=== WRITTEN PROBLEM ===
Arrange everything from the start of the entries down to the line containing "x-tick-label: 100 xyxy=(401,801,438,826)" as a Markdown table with the columns Row and Text, where Row numbers each line and Text gives the line. Include both end lines and omit any blank lines.

=== DATA FOR THIS EXERCISE ===
---+---
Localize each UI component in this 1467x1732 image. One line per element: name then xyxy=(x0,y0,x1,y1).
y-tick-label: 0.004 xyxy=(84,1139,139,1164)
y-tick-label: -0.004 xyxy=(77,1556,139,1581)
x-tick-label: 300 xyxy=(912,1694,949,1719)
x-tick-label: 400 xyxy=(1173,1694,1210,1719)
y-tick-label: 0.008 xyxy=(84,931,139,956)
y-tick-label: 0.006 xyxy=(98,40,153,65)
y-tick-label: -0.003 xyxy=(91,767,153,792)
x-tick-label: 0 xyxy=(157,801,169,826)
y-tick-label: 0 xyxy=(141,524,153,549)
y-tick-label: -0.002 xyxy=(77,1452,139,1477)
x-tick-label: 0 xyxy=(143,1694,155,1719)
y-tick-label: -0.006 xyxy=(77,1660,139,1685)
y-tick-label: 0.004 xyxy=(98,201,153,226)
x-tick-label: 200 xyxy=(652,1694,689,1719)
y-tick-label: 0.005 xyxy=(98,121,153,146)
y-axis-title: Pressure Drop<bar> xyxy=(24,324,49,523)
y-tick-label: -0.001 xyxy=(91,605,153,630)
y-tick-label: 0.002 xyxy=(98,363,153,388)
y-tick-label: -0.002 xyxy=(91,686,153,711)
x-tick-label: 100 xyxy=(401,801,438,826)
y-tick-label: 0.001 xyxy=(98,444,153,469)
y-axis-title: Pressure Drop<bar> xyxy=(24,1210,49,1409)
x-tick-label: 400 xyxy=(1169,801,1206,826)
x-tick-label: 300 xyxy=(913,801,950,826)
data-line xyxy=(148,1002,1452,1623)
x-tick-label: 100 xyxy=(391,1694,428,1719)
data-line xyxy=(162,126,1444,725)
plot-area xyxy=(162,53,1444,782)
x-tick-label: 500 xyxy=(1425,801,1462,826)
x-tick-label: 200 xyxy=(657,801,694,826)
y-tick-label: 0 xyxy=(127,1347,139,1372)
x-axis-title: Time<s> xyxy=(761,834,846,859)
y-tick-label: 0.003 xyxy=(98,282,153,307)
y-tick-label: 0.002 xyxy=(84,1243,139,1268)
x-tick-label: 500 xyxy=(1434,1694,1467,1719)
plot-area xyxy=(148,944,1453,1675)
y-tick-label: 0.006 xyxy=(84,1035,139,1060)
---+---
=== TASK ANSWER ===
| Row | Text |
|---|---|
| 1 | Localize each UI component in this 1467x1732 image. One line per element: name then xyxy=(x0,y0,x1,y1). |
| 2 | y-tick-label: 0.004 xyxy=(84,1139,139,1164) |
| 3 | y-tick-label: -0.004 xyxy=(77,1556,139,1581) |
| 4 | x-tick-label: 300 xyxy=(912,1694,949,1719) |
| 5 | x-tick-label: 400 xyxy=(1173,1694,1210,1719) |
| 6 | y-tick-label: 0.008 xyxy=(84,931,139,956) |
| 7 | y-tick-label: 0.006 xyxy=(98,40,153,65) |
| 8 | y-tick-label: -0.003 xyxy=(91,767,153,792) |
| 9 | x-tick-label: 0 xyxy=(157,801,169,826) |
| 10 | y-tick-label: 0 xyxy=(141,524,153,549) |
| 11 | y-tick-label: -0.002 xyxy=(77,1452,139,1477) |
| 12 | x-tick-label: 0 xyxy=(143,1694,155,1719) |
| 13 | y-tick-label: -0.006 xyxy=(77,1660,139,1685) |
| 14 | y-tick-label: 0.004 xyxy=(98,201,153,226) |
| 15 | x-tick-label: 200 xyxy=(652,1694,689,1719) |
| 16 | y-tick-label: 0.005 xyxy=(98,121,153,146) |
| 17 | y-axis-title: Pressure Drop<bar> xyxy=(24,324,49,523) |
| 18 | y-tick-label: -0.001 xyxy=(91,605,153,630) |
| 19 | y-tick-label: 0.002 xyxy=(98,363,153,388) |
| 20 | y-tick-label: -0.002 xyxy=(91,686,153,711) |
| 21 | x-tick-label: 100 xyxy=(401,801,438,826) |